# WORK TO COMPLETE
Type out the data exactly as given. Skip any image.
──────
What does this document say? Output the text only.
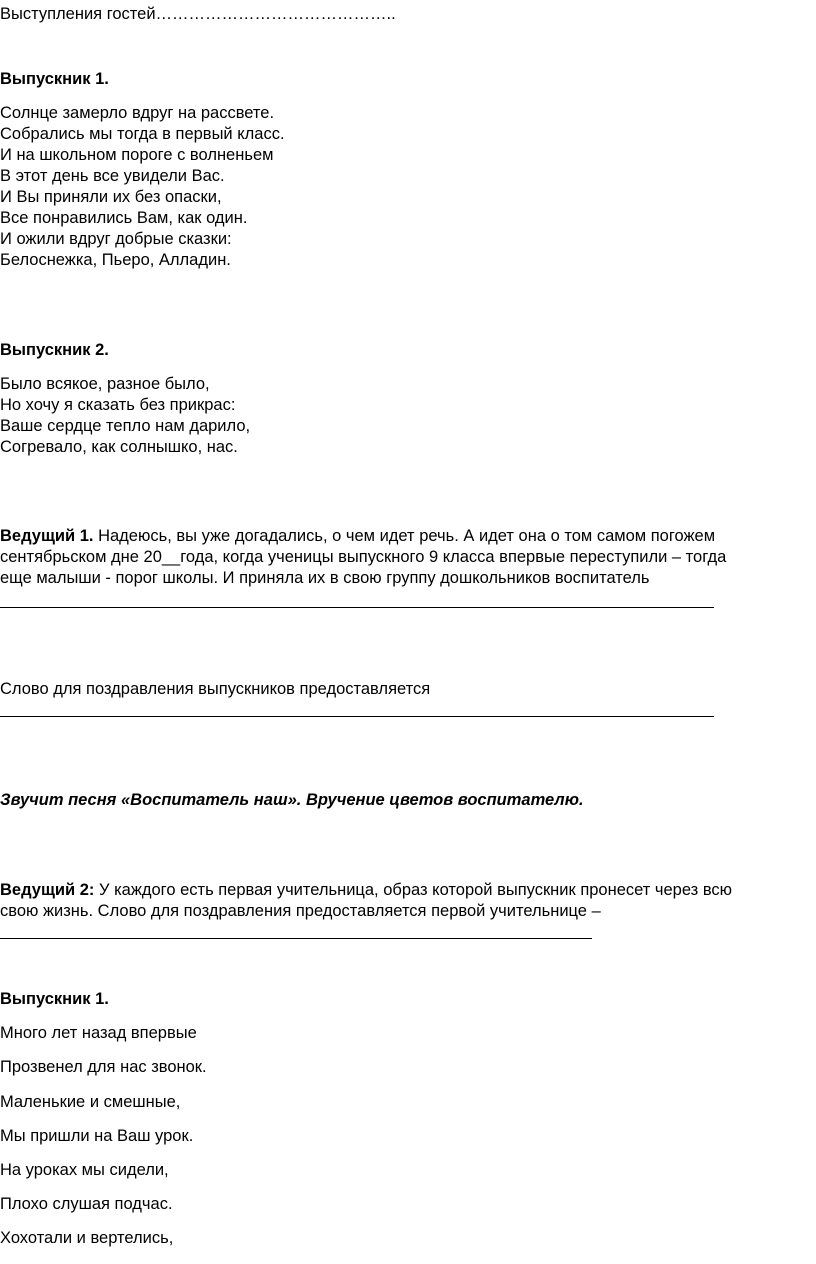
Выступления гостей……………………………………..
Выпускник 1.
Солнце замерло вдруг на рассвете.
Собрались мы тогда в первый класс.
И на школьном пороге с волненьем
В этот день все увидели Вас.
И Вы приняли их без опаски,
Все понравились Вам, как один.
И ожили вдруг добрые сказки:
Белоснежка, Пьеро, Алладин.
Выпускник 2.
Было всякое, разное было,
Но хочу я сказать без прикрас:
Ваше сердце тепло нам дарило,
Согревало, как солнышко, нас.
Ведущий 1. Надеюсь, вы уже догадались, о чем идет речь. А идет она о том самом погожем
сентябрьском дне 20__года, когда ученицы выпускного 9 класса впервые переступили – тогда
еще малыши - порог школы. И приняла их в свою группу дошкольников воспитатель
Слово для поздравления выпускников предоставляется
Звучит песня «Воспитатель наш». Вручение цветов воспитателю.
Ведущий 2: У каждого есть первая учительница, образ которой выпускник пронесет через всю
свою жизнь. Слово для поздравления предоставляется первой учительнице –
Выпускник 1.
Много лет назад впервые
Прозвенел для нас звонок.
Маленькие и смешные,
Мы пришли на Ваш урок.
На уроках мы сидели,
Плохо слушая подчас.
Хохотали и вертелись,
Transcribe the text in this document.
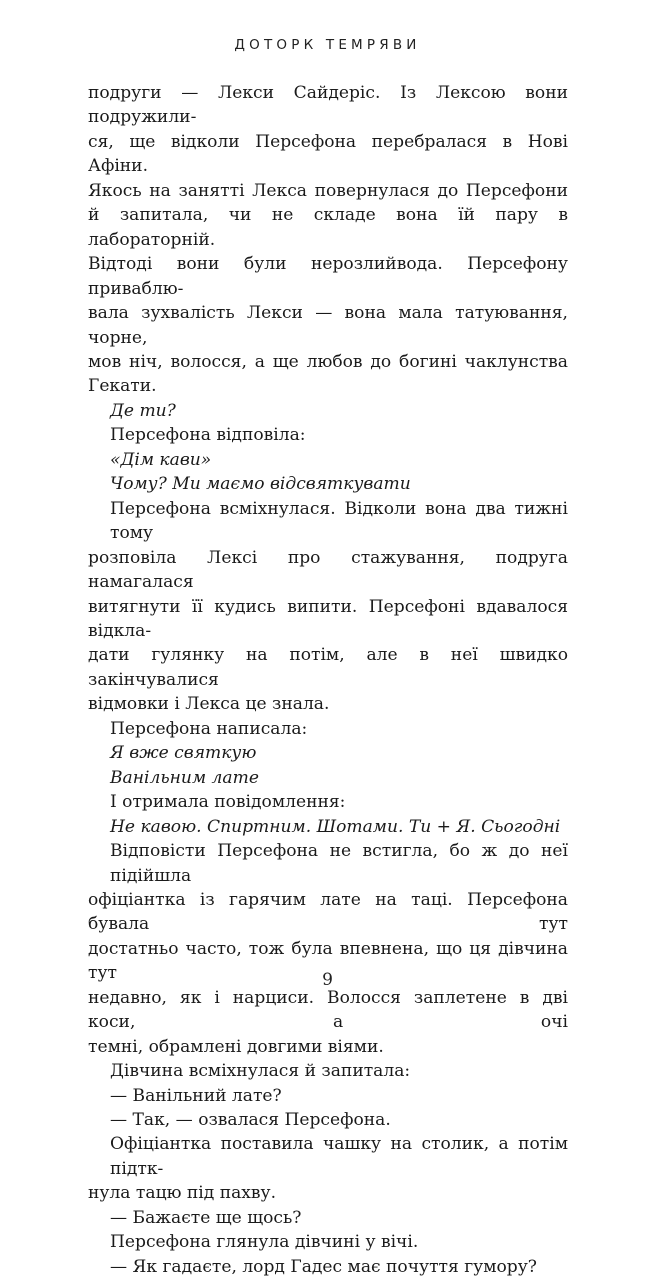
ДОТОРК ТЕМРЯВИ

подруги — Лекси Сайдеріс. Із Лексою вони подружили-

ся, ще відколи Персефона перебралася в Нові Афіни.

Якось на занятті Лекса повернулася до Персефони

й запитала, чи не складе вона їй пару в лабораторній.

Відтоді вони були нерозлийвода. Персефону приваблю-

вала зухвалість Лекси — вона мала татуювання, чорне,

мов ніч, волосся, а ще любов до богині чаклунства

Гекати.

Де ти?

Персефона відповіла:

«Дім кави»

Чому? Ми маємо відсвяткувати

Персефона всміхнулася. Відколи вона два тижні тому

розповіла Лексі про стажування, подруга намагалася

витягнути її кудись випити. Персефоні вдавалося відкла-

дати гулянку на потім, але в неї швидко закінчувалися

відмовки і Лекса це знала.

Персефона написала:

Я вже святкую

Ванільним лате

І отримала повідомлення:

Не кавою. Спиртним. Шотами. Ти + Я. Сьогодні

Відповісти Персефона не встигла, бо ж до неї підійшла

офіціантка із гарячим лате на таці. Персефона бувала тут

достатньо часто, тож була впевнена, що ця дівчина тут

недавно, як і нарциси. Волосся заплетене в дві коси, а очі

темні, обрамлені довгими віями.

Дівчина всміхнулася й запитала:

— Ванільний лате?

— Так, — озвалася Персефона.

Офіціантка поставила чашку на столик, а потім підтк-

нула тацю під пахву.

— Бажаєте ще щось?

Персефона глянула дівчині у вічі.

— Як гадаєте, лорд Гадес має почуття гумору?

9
──────
# RESULT OF THE TASK
What does this document say? Output the text only.
Выступления гостей……………………………………..
Выпускник 1.
Солнце замерло вдруг на рассвете.
Собрались мы тогда в первый класс.
И на школьном пороге с волненьем
В этот день все увидели Вас.
И Вы приняли их без опаски,
Все понравились Вам, как один.
И ожили вдруг добрые сказки:
Белоснежка, Пьеро, Алладин.
Выпускник 2.
Было всякое, разное было,
Но хочу я сказать без прикрас:
Ваше сердце тепло нам дарило,
Согревало, как солнышко, нас.
Ведущий 1. Надеюсь, вы уже догадались, о чем идет речь. А идет она о том самом погожем
сентябрьском дне 20__года, когда ученицы выпускного 9 класса впервые переступили – тогда
еще малыши - порог школы. И приняла их в свою группу дошкольников воспитатель
Слово для поздравления выпускников предоставляется
Звучит песня «Воспитатель наш». Вручение цветов воспитателю.
Ведущий 2: У каждого есть первая учительница, образ которой выпускник пронесет через всю
свою жизнь. Слово для поздравления предоставляется первой учительнице –
Выпускник 1.
Много лет назад впервые
Прозвенел для нас звонок.
Маленькие и смешные,
Мы пришли на Ваш урок.
На уроках мы сидели,
Плохо слушая подчас.
Хохотали и вертелись,
Transcribe the text in this document.
ДОТОРК ТЕМРЯВИ

подруги — Лекси Сайдеріс. Із Лексою вони подружили-

ся, ще відколи Персефона перебралася в Нові Афіни.

Якось на занятті Лекса повернулася до Персефони

й запитала, чи не складе вона їй пару в лабораторній.

Відтоді вони були нерозлийвода. Персефону приваблю-

вала зухвалість Лекси — вона мала татуювання, чорне,

мов ніч, волосся, а ще любов до богині чаклунства

Гекати.

Де ти?

Персефона відповіла:

«Дім кави»

Чому? Ми маємо відсвяткувати

Персефона всміхнулася. Відколи вона два тижні тому

розповіла Лексі про стажування, подруга намагалася

витягнути її кудись випити. Персефоні вдавалося відкла-

дати гулянку на потім, але в неї швидко закінчувалися

відмовки і Лекса це знала.

Персефона написала:

Я вже святкую

Ванільним лате

І отримала повідомлення:

Не кавою. Спиртним. Шотами. Ти + Я. Сьогодні

Відповісти Персефона не встигла, бо ж до неї підійшла

офіціантка із гарячим лате на таці. Персефона бувала тут

достатньо часто, тож була впевнена, що ця дівчина тут

недавно, як і нарциси. Волосся заплетене в дві коси, а очі

темні, обрамлені довгими віями.

Дівчина всміхнулася й запитала:

— Ванільний лате?

— Так, — озвалася Персефона.

Офіціантка поставила чашку на столик, а потім підтк-

нула тацю під пахву.

— Бажаєте ще щось?

Персефона глянула дівчині у вічі.

— Як гадаєте, лорд Гадес має почуття гумору?

9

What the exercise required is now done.